**Document section:**
---------------
So if Governor Brown isn’t the right message bearer, do we have an alternative from the GOP? Hardly—if the flip-flopping, corrupt and/or incompetent Arnold Schwarzenegger, Chuck Quackenbush and Meg Whitman are the best that the California Republican party can offer, then Californians are truly in a fix and will just say “no” to both political parties…and to any new partisan-led budgetary initiatives, to boot.
Which leaves the Californian voting public (and, by extension, the American voting public at the federal level) on its own, and with its own difficult choices to make, and questions to answer:
1) Do we move? And if we opt to move, then move to where?
2) Do we finally distinguish between those who claim to be dependent because of circumstance, and those who truly are?
3) Do we recognize that the lopsided number of welfare/public aid dependents in this state (roughly half, compared to the rest of the nation) is just not sustainable?
---------------
**Set task a:** From the passage on California politics, copy everything from "Which leaves the" down to "who truly are?" without changing a word.

**Material supplied:**
---------------
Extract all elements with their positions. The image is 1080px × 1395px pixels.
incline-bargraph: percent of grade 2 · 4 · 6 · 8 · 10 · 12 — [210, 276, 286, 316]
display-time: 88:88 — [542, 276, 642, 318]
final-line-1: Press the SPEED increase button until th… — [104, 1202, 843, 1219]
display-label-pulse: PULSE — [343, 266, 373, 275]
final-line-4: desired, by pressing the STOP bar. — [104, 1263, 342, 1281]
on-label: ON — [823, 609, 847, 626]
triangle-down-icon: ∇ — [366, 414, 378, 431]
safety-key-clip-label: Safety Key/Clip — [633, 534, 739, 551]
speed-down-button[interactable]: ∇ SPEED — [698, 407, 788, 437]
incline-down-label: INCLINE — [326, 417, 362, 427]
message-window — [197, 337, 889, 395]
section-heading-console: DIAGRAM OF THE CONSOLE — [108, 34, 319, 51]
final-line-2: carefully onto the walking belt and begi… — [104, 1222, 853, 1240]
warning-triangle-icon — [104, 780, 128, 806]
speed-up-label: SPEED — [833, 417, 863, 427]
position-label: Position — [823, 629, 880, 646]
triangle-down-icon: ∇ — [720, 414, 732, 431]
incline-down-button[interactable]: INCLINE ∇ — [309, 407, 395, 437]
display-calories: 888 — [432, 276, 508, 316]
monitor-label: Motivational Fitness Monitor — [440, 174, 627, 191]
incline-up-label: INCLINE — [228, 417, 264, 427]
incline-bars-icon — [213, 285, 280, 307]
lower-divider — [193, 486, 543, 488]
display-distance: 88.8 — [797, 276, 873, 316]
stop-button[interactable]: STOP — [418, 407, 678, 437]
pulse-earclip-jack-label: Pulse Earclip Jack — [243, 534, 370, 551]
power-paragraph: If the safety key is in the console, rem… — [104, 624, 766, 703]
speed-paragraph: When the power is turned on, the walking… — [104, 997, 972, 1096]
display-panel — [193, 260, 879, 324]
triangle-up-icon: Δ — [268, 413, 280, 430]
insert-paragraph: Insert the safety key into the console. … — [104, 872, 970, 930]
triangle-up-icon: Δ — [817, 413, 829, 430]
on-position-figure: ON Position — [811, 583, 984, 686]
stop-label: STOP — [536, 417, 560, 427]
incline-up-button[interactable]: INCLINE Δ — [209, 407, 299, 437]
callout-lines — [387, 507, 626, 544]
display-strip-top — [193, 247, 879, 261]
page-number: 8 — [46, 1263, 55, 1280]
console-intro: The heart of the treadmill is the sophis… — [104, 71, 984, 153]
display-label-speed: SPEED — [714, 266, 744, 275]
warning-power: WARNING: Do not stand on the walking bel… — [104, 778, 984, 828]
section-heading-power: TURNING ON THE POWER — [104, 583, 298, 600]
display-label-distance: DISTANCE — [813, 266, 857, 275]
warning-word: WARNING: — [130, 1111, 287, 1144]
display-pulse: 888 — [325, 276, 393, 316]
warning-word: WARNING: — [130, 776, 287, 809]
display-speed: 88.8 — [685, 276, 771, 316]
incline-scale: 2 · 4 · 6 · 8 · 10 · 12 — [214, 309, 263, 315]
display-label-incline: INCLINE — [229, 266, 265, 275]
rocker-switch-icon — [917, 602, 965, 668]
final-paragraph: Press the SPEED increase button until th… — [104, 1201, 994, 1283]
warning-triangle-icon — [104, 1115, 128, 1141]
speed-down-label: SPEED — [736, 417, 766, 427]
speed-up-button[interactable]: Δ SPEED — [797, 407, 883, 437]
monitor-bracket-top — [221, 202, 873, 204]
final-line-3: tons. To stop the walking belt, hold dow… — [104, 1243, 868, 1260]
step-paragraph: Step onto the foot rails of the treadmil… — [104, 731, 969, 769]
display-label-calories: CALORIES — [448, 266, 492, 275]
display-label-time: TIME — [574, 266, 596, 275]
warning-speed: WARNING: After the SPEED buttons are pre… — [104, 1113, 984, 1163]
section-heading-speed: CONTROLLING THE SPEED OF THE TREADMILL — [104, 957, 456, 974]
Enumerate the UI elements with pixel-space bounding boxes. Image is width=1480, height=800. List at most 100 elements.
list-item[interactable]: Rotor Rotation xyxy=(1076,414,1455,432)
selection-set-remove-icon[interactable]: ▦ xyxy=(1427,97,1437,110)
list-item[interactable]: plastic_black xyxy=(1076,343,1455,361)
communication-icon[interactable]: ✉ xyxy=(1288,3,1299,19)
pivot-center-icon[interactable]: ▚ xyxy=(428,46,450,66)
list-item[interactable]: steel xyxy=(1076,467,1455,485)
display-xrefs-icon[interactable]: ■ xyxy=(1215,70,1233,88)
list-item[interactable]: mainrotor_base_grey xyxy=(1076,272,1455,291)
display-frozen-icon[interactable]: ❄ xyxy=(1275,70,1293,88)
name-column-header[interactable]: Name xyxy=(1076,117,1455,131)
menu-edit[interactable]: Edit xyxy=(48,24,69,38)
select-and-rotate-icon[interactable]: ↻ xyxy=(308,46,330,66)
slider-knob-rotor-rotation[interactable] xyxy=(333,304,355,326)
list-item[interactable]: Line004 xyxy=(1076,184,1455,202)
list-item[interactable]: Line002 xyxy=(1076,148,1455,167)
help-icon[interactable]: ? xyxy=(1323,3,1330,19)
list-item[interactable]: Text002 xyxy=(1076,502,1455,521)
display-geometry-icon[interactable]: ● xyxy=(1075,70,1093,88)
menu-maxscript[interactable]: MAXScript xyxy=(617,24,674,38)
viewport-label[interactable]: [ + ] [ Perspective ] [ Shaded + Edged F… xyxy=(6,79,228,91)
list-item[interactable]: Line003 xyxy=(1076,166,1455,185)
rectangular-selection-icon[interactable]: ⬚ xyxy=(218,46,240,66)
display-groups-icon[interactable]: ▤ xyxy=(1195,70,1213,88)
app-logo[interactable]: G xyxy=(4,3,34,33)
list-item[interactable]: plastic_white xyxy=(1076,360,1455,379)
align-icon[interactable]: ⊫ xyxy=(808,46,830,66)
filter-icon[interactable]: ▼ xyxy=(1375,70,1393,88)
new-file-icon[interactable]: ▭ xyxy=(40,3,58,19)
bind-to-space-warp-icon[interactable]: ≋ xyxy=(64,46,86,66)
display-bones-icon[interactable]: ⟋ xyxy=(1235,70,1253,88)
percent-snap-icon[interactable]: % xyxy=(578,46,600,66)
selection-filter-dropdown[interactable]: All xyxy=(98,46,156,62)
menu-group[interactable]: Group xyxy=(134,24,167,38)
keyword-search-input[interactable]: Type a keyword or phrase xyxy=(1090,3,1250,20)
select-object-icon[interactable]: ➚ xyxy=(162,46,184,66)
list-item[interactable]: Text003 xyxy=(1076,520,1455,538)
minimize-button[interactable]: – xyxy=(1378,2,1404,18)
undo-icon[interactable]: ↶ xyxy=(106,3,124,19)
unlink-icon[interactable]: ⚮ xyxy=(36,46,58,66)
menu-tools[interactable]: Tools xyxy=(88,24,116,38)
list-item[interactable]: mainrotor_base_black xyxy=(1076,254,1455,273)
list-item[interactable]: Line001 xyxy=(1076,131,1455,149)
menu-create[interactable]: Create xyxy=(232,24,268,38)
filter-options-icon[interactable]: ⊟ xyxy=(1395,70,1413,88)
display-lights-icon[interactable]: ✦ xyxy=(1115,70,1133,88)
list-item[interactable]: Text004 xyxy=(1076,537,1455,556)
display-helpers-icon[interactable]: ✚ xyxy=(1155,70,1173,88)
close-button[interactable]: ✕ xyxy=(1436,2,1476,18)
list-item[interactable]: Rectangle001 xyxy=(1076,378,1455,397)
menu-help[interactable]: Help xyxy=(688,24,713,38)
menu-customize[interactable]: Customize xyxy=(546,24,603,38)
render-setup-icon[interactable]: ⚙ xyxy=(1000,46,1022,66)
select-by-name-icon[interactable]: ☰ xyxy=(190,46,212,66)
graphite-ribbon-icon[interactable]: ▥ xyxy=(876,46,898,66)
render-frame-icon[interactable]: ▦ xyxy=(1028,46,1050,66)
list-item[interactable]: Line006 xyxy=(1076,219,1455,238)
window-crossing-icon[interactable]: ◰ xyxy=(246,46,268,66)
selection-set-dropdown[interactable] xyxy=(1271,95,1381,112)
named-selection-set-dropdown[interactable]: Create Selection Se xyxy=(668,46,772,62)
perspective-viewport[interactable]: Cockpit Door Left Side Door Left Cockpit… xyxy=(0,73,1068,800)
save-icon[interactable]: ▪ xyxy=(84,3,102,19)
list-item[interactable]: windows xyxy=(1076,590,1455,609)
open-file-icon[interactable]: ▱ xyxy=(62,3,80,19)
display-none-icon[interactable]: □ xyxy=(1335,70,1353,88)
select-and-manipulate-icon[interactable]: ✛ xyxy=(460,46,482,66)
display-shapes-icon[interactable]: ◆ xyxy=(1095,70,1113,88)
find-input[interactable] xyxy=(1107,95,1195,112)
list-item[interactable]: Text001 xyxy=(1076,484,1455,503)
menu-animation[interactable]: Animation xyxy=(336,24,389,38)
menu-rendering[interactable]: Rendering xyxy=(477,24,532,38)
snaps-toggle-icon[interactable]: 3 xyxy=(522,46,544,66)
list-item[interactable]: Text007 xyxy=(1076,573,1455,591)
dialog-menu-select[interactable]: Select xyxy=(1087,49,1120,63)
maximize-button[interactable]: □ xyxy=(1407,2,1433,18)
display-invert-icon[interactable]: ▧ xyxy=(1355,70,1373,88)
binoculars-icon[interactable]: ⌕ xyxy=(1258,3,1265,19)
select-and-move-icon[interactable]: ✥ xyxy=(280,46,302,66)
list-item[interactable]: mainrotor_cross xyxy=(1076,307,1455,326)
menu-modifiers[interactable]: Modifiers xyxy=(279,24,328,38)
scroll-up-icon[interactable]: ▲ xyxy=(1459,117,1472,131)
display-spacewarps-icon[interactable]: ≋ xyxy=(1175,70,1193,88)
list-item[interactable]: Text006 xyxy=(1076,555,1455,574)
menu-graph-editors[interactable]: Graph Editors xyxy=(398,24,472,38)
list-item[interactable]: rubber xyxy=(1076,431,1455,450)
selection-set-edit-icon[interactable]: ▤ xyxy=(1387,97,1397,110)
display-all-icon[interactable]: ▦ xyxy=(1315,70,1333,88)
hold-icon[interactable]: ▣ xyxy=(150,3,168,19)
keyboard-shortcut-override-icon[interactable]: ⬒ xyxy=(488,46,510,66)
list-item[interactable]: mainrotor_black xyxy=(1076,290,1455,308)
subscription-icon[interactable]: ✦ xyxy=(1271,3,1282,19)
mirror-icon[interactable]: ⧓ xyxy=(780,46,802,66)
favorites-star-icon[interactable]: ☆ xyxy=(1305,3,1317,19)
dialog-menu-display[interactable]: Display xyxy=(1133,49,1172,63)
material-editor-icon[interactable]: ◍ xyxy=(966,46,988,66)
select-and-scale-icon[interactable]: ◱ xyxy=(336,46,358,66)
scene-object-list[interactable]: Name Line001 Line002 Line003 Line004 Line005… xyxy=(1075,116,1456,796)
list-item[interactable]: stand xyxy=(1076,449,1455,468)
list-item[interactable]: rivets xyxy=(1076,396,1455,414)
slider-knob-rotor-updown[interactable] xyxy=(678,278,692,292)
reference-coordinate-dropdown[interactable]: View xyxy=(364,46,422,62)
---------------
**Set task b:** Repeat everything from the start of the rows down to the line containing "triangle-up-icon: Δ — [268, 413, 280, 430]", including that line, and nothing more.

**Final answer a:**
Which leaves the Californian voting public (and, by extension, the American voting public at the federal level) on its own, and with its own difficult choices to make, and questions to answer:
1) Do we move? And if we opt to move, then move to where?
2) Do we finally distinguish between those who claim to be dependent because of circumstance, and those who truly are?

**Final answer b:**
Extract all elements with their positions. The image is 1080px × 1395px pixels.
incline-bargraph: percent of grade 2 · 4 · 6 · 8 · 10 · 12 — [210, 276, 286, 316]
display-time: 88:88 — [542, 276, 642, 318]
final-line-1: Press the SPEED increase button until th… — [104, 1202, 843, 1219]
display-label-pulse: PULSE — [343, 266, 373, 275]
final-line-4: desired, by pressing the STOP bar. — [104, 1263, 342, 1281]
on-label: ON — [823, 609, 847, 626]
triangle-down-icon: ∇ — [366, 414, 378, 431]
safety-key-clip-label: Safety Key/Clip — [633, 534, 739, 551]
speed-down-button[interactable]: ∇ SPEED — [698, 407, 788, 437]
incline-down-label: INCLINE — [326, 417, 362, 427]
message-window — [197, 337, 889, 395]
section-heading-console: DIAGRAM OF THE CONSOLE — [108, 34, 319, 51]
final-line-2: carefully onto the walking belt and begi… — [104, 1222, 853, 1240]
warning-triangle-icon — [104, 780, 128, 806]
speed-up-label: SPEED — [833, 417, 863, 427]
position-label: Position — [823, 629, 880, 646]
triangle-down-icon: ∇ — [720, 414, 732, 431]
incline-down-button[interactable]: INCLINE ∇ — [309, 407, 395, 437]
display-calories: 888 — [432, 276, 508, 316]
monitor-label: Motivational Fitness Monitor — [440, 174, 627, 191]
incline-up-label: INCLINE — [228, 417, 264, 427]
incline-bars-icon — [213, 285, 280, 307]
lower-divider — [193, 486, 543, 488]
display-distance: 88.8 — [797, 276, 873, 316]
stop-button[interactable]: STOP — [418, 407, 678, 437]
pulse-earclip-jack-label: Pulse Earclip Jack — [243, 534, 370, 551]
power-paragraph: If the safety key is in the console, rem… — [104, 624, 766, 703]
speed-paragraph: When the power is turned on, the walking… — [104, 997, 972, 1096]
display-panel — [193, 260, 879, 324]
triangle-up-icon: Δ — [268, 413, 280, 430]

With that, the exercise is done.